● PROBLEM DESCRIPTION
Take the line that contains "What data populates" and each line after it in the material below, and transcribe them exactly, stopping at the end.

(Recorded data)
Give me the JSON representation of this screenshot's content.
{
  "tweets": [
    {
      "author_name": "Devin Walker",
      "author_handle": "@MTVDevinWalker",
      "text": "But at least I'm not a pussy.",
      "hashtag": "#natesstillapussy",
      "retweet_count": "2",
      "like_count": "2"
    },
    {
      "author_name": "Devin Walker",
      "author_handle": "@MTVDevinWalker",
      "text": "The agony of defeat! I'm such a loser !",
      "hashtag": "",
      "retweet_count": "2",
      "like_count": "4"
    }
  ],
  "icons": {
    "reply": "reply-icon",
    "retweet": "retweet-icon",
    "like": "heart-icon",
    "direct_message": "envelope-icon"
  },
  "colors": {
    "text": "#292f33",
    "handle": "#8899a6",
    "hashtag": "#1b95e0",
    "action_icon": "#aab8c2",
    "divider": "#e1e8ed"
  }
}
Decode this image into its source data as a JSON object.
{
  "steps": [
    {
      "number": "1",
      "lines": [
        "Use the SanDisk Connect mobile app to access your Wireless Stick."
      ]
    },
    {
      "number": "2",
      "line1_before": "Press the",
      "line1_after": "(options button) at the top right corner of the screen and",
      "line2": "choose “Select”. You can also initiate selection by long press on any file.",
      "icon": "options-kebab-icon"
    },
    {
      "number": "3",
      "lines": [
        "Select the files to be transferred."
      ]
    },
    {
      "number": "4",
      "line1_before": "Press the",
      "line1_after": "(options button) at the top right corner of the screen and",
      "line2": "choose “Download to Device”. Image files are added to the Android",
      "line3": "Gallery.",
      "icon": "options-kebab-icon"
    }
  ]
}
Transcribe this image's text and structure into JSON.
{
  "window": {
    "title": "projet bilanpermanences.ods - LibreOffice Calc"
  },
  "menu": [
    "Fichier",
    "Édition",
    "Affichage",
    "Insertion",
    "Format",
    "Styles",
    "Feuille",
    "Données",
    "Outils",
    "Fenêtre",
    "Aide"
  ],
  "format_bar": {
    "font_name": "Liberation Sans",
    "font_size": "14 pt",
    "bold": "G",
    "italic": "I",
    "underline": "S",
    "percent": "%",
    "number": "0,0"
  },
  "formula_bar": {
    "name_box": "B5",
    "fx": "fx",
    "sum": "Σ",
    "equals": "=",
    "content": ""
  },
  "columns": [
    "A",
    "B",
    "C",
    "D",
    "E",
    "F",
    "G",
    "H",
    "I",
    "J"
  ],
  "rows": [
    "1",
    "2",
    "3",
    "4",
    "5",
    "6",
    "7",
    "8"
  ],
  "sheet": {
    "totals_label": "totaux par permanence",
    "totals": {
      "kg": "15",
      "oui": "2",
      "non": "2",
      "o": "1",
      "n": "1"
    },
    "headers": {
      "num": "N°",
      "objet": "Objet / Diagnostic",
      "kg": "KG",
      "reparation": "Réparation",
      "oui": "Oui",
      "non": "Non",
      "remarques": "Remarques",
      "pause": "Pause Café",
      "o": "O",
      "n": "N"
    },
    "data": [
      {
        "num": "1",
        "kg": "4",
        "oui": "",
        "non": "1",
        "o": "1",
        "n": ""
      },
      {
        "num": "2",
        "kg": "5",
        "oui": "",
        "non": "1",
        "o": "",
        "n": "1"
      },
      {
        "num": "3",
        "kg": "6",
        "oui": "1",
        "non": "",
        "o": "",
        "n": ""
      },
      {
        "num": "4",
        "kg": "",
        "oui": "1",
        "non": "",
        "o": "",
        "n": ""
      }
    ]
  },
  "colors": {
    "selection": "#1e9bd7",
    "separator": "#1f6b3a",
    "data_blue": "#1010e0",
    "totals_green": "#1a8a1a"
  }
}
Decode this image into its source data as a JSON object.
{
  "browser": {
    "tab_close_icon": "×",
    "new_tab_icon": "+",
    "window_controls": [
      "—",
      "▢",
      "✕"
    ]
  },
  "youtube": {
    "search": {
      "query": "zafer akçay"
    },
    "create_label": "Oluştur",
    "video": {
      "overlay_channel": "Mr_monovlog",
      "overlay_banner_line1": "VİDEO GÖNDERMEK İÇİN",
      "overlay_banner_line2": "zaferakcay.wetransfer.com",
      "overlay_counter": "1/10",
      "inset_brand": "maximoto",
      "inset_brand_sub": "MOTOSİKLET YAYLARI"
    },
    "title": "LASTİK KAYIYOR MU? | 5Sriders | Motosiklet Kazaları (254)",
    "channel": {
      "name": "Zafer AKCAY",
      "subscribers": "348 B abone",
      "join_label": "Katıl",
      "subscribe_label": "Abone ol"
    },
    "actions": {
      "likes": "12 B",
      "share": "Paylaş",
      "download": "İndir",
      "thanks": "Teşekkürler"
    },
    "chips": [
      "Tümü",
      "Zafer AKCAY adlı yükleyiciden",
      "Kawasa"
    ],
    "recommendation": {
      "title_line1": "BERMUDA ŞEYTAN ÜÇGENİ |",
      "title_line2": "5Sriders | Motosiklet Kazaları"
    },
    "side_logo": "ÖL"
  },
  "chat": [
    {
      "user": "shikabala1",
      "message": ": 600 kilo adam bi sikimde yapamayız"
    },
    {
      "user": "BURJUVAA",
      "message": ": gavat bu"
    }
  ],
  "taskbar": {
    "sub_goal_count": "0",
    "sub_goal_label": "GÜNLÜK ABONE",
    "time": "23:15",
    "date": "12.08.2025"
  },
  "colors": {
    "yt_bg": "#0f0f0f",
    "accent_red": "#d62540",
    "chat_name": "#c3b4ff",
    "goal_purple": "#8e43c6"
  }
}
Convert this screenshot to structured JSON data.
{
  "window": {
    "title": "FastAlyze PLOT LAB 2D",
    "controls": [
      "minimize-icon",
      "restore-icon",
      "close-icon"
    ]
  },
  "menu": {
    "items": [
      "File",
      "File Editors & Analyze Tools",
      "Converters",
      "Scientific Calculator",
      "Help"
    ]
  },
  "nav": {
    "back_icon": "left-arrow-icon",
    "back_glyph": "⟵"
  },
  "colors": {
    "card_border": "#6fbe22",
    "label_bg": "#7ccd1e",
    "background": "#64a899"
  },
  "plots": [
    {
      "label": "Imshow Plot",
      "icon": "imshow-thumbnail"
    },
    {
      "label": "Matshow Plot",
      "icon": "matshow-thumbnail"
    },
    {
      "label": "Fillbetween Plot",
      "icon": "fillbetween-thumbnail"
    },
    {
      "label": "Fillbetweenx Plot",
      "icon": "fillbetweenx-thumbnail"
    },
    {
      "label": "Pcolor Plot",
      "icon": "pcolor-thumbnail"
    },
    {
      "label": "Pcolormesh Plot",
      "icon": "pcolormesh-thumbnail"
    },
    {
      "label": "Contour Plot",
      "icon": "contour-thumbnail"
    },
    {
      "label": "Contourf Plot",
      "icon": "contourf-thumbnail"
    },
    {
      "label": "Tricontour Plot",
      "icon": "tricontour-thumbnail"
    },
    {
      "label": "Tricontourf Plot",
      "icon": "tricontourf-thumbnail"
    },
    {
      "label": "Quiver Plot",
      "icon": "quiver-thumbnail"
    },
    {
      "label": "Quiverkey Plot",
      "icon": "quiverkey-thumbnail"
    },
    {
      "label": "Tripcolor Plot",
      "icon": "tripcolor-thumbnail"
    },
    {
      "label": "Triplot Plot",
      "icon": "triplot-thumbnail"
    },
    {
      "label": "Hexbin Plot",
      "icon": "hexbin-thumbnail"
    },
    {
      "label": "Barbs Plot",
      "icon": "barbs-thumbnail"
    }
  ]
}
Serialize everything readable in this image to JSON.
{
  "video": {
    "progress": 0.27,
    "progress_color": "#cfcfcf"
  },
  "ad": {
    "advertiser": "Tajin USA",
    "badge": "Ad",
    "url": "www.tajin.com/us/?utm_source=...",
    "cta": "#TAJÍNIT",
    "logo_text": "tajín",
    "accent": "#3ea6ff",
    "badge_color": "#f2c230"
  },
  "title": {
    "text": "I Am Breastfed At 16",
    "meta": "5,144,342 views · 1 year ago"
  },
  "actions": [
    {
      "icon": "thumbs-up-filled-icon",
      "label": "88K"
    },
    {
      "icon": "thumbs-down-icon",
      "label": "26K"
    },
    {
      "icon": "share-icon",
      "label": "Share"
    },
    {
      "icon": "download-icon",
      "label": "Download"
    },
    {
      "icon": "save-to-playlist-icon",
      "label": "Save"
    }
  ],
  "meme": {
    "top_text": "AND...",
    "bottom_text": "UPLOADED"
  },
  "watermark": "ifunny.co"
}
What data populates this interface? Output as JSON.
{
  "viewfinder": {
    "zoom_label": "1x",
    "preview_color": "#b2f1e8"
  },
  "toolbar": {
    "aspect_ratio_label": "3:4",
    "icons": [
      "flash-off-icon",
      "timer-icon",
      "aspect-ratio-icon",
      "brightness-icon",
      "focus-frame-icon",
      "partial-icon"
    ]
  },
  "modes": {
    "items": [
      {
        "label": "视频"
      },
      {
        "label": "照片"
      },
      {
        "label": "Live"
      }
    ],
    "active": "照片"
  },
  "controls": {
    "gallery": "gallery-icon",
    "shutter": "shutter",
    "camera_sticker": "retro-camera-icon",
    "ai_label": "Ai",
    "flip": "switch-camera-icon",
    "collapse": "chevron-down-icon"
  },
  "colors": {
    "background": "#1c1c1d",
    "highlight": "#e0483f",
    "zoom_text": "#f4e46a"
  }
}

● ANSWER TO THE PROBLEM
What data populates this interface? Output as JSON.
{
  "viewfinder": {
    "zoom_label": "1x",
    "preview_color": "#b2f1e8"
  },
  "toolbar": {
    "aspect_ratio_label": "3:4",
    "icons": [
      "flash-off-icon",
      "timer-icon",
      "aspect-ratio-icon",
      "brightness-icon",
      "focus-frame-icon",
      "partial-icon"
    ]
  },
  "modes": {
    "items": [
      {
        "label": "视频"
      },
      {
        "label": "照片"
      },
      {
        "label": "Live"
      }
    ],
    "active": "照片"
  },
  "controls": {
    "gallery": "gallery-icon",
    "shutter": "shutter",
    "camera_sticker": "retro-camera-icon",
    "ai_label": "Ai",
    "flip": "switch-camera-icon",
    "collapse": "chevron-down-icon"
  },
  "colors": {
    "background": "#1c1c1d",
    "highlight": "#e0483f",
    "zoom_text": "#f4e46a"
  }
}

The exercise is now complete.